◆ Dataset items
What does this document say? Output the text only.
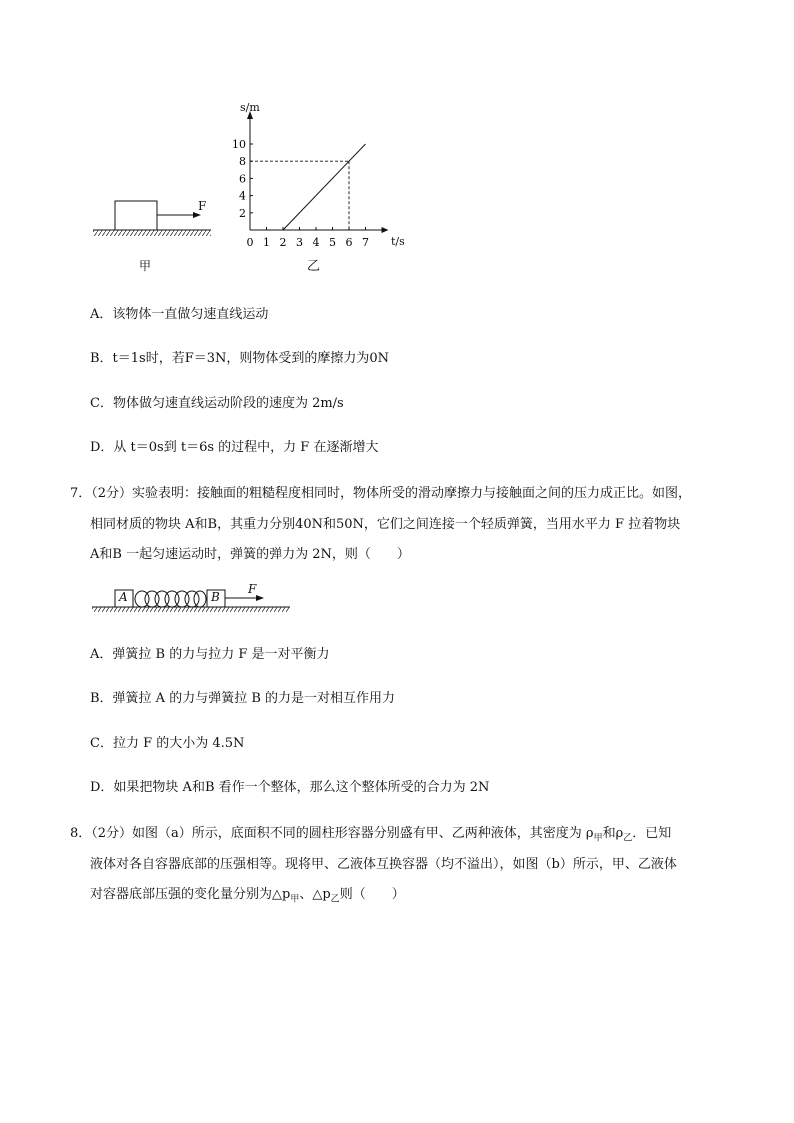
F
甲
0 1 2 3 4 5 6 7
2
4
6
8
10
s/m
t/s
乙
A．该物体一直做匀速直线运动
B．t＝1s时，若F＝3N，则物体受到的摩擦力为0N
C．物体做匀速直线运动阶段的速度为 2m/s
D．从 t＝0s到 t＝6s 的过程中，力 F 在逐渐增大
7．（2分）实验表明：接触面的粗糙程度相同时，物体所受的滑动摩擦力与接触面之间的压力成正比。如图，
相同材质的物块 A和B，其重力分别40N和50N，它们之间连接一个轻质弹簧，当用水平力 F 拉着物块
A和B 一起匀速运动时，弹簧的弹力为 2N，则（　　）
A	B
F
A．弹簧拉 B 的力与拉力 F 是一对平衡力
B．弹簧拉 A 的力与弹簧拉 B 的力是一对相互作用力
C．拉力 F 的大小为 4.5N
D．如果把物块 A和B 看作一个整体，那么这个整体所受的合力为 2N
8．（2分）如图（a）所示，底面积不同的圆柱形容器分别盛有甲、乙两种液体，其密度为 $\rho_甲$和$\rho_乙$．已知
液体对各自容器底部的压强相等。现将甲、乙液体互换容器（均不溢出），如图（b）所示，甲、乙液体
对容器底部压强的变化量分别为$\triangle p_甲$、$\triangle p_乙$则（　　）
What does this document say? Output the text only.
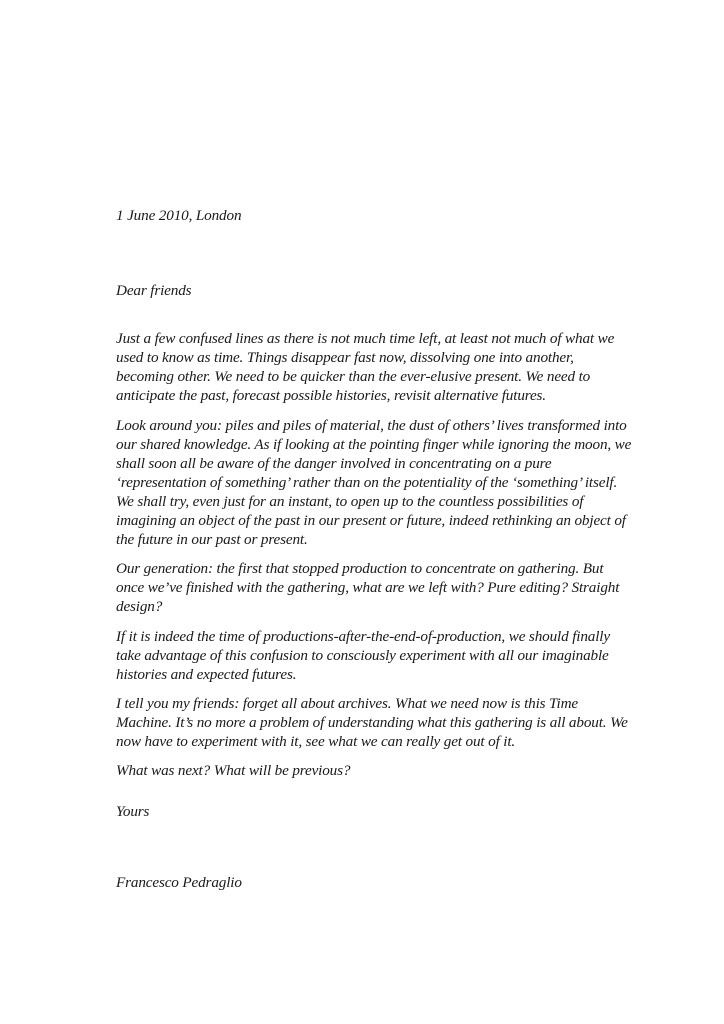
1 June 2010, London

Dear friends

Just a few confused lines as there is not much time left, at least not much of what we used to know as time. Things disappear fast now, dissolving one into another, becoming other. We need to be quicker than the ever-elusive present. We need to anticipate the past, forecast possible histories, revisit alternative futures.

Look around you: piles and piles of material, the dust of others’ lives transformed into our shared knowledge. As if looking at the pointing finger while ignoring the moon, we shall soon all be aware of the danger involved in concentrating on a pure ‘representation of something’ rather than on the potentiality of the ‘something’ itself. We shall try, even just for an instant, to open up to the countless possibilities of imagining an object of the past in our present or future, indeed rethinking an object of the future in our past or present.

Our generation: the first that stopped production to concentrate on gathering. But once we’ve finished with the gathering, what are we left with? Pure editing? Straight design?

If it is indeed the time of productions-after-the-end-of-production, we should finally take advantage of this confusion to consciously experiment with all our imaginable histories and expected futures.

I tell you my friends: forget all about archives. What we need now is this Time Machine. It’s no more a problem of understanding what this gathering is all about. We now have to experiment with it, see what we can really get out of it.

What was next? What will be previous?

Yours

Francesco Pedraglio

◆ PROMPT
From the records, copy every line that has the string "need" in it.

◆ SOLUTION
Just a few confused lines as there is not much time left, at least not much of what we used to know as time. Things disappear fast now, dissolving one into another, becoming other. We need to be quicker than the ever-elusive present. We need to anticipate the past, forecast possible histories, revisit alternative futures.
I tell you my friends: forget all about archives. What we need now is this Time Machine. It’s no more a problem of understanding what this gathering is all about. We now have to experiment with it, see what we can really get out of it.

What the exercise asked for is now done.